## TASK BRIEF
List all lines in the material below that contain "name".

## INFORMATION GIVEN
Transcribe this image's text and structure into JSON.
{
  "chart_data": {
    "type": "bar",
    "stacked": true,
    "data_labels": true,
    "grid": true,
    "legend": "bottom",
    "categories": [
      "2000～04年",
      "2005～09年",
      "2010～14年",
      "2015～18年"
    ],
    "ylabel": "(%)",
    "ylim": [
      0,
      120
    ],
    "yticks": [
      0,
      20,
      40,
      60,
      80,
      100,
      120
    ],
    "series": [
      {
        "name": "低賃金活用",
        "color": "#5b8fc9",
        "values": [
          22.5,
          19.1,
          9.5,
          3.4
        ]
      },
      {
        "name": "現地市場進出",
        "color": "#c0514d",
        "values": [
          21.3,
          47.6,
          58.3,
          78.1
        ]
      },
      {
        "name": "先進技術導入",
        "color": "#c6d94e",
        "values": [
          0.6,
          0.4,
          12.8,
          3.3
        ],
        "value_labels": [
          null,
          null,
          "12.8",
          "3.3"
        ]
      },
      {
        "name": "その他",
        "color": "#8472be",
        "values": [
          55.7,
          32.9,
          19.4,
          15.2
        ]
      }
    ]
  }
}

## SOLUTION TO THIS PROBLEM
        "name": "低賃金活用",
        "name": "現地市場進出",
        "name": "先進技術導入",
        "name": "その他",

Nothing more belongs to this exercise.